**Written request:** Print each of the entries exactly, leaving nothing out.

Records
╭──

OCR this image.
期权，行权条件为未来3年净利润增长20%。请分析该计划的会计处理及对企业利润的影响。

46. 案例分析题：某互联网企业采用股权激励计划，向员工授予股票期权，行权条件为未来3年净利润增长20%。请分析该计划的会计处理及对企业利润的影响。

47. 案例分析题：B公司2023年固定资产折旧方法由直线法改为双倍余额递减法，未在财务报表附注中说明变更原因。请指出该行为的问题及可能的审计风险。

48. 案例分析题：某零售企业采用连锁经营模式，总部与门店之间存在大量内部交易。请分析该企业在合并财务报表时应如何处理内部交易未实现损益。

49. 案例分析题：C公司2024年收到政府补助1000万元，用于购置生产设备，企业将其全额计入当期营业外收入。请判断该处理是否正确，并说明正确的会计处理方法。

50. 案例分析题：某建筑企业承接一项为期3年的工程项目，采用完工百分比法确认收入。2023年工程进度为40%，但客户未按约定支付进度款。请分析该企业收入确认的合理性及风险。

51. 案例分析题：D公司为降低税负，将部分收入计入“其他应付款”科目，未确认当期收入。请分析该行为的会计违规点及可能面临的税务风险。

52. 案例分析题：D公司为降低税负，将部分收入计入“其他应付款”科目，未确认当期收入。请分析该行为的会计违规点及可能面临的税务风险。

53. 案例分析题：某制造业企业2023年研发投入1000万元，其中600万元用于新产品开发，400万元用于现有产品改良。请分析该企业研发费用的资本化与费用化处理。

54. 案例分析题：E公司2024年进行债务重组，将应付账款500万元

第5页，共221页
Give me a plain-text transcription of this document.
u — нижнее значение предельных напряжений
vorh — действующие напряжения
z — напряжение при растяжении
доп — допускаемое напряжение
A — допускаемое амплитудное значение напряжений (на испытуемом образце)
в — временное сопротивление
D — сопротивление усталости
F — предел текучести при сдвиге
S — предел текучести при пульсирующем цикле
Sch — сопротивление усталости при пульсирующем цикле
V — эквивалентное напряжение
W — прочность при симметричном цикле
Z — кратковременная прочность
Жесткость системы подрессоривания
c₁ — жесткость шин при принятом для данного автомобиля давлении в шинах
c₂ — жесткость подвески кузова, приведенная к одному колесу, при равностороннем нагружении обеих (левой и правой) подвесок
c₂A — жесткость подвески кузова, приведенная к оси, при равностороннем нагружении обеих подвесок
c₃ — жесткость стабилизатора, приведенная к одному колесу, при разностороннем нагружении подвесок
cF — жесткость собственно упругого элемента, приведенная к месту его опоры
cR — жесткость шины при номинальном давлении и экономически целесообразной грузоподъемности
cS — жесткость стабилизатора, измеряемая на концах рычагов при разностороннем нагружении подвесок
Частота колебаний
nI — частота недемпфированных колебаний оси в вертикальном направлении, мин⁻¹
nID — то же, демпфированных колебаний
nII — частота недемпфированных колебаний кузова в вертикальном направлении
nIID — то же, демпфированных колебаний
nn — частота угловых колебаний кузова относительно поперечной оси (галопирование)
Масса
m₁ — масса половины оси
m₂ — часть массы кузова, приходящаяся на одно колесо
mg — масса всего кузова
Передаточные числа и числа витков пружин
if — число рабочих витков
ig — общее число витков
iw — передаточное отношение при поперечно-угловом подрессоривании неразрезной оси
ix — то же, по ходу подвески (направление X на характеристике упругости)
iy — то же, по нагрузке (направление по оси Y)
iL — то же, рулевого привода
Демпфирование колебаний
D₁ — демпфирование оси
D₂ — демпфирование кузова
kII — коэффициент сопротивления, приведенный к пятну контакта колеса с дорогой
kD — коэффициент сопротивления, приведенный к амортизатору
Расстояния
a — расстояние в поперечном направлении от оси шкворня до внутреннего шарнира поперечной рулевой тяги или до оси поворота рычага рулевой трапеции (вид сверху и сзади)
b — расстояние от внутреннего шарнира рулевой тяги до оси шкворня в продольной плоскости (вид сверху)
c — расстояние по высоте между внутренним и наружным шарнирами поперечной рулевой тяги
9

╰──

**Exercise output:**
OCR this image.
期权，行权条件为未来3年净利润增长20%。请分析该计划的会计处理及对企业利润的影响。

46. 案例分析题：某互联网企业采用股权激励计划，向员工授予股票期权，行权条件为未来3年净利润增长20%。请分析该计划的会计处理及对企业利润的影响。

47. 案例分析题：B公司2023年固定资产折旧方法由直线法改为双倍余额递减法，未在财务报表附注中说明变更原因。请指出该行为的问题及可能的审计风险。

48. 案例分析题：某零售企业采用连锁经营模式，总部与门店之间存在大量内部交易。请分析该企业在合并财务报表时应如何处理内部交易未实现损益。

49. 案例分析题：C公司2024年收到政府补助1000万元，用于购置生产设备，企业将其全额计入当期营业外收入。请判断该处理是否正确，并说明正确的会计处理方法。

50. 案例分析题：某建筑企业承接一项为期3年的工程项目，采用完工百分比法确认收入。2023年工程进度为40%，但客户未按约定支付进度款。请分析该企业收入确认的合理性及风险。

51. 案例分析题：D公司为降低税负，将部分收入计入“其他应付款”科目，未确认当期收入。请分析该行为的会计违规点及可能面临的税务风险。

52. 案例分析题：D公司为降低税负，将部分收入计入“其他应付款”科目，未确认当期收入。请分析该行为的会计违规点及可能面临的税务风险。

53. 案例分析题：某制造业企业2023年研发投入1000万元，其中600万元用于新产品开发，400万元用于现有产品改良。请分析该企业研发费用的资本化与费用化处理。

54. 案例分析题：E公司2024年进行债务重组，将应付账款500万元

第5页，共221页
Give me a plain-text transcription of this document.
u — нижнее значение предельных напряжений
vorh — действующие напряжения
z — напряжение при растяжении
доп — допускаемое напряжение
A — допускаемое амплитудное значение напряжений (на испытуемом образце)
в — временное сопротивление
D — сопротивление усталости
F — предел текучести при сдвиге
S — предел текучести при пульсирующем цикле
Sch — сопротивление усталости при пульсирующем цикле
V — эквивалентное напряжение
W — прочность при симметричном цикле
Z — кратковременная прочность
Жесткость системы подрессоривания
c₁ — жесткость шин при принятом для данного автомобиля давлении в шинах
c₂ — жесткость подвески кузова, приведенная к одному колесу, при равностороннем нагружении обеих (левой и правой) подвесок
c₂A — жесткость подвески кузова, приведенная к оси, при равностороннем нагружении обеих подвесок
c₃ — жесткость стабилизатора, приведенная к одному колесу, при разностороннем нагружении подвесок
cF — жесткость собственно упругого элемента, приведенная к месту его опоры
cR — жесткость шины при номинальном давлении и экономически целесообразной грузоподъемности
cS — жесткость стабилизатора, измеряемая на концах рычагов при разностороннем нагружении подвесок
Частота колебаний
nI — частота недемпфированных колебаний оси в вертикальном направлении, мин⁻¹
nID — то же, демпфированных колебаний
nII — частота недемпфированных колебаний кузова в вертикальном направлении
nIID — то же, демпфированных колебаний
nn — частота угловых колебаний кузова относительно поперечной оси (галопирование)
Масса
m₁ — масса половины оси
m₂ — часть массы кузова, приходящаяся на одно колесо
mg — масса всего кузова
Передаточные числа и числа витков пружин
if — число рабочих витков
ig — общее число витков
iw — передаточное отношение при поперечно-угловом подрессоривании неразрезной оси
ix — то же, по ходу подвески (направление X на характеристике упругости)
iy — то же, по нагрузке (направление по оси Y)
iL — то же, рулевого привода
Демпфирование колебаний
D₁ — демпфирование оси
D₂ — демпфирование кузова
kII — коэффициент сопротивления, приведенный к пятну контакта колеса с дорогой
kD — коэффициент сопротивления, приведенный к амортизатору
Расстояния
a — расстояние в поперечном направлении от оси шкворня до внутреннего шарнира поперечной рулевой тяги или до оси поворота рычага рулевой трапеции (вид сверху и сзади)
b — расстояние от внутреннего шарнира рулевой тяги до оси шкворня в продольной плоскости (вид сверху)
c — расстояние по высоте между внутренним и наружным шарнирами поперечной рулевой тяги
9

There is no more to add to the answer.